Description of the task
Filter the records for lines holding the string "véhicules".

Dataset excerpts
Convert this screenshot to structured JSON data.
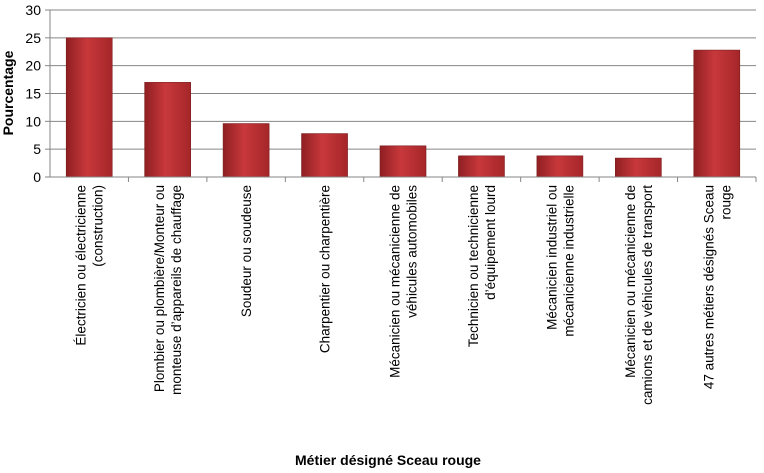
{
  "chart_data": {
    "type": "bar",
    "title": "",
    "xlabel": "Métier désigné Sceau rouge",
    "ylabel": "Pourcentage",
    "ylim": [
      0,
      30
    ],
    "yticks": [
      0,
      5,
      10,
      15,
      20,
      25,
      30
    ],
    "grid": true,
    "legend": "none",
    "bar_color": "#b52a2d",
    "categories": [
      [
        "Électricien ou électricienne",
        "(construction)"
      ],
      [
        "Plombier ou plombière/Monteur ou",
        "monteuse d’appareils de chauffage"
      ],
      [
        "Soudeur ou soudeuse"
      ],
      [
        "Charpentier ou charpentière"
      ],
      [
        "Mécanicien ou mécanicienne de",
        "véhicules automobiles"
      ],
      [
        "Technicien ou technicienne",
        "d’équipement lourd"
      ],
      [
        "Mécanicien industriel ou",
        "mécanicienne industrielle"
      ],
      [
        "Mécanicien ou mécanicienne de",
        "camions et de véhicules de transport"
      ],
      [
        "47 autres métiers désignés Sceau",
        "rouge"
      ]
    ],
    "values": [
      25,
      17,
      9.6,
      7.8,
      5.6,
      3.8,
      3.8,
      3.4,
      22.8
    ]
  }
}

Solution to the problem
        "véhicules automobiles"
        "camions et de véhicules de transport"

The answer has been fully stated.